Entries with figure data
★ ★ ★ ★ ★ ★ ★

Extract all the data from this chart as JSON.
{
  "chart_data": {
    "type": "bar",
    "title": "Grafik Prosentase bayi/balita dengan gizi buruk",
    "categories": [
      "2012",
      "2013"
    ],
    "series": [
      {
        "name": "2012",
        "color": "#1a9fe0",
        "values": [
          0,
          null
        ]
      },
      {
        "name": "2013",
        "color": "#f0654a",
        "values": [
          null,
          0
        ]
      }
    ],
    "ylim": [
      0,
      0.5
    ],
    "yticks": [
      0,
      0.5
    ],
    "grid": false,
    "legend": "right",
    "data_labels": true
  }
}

★ ★ ★ ★ ★ ★ ★

What is expected: Return the full listing, character for character.

Completed task:
Extract all the data from this chart as JSON.
{
  "chart_data": {
    "type": "bar",
    "title": "Grafik Prosentase bayi/balita dengan gizi buruk",
    "categories": [
      "2012",
      "2013"
    ],
    "series": [
      {
        "name": "2012",
        "color": "#1a9fe0",
        "values": [
          0,
          null
        ]
      },
      {
        "name": "2013",
        "color": "#f0654a",
        "values": [
          null,
          0
        ]
      }
    ],
    "ylim": [
      0,
      0.5
    ],
    "yticks": [
      0,
      0.5
    ],
    "grid": false,
    "legend": "right",
    "data_labels": true
  }
}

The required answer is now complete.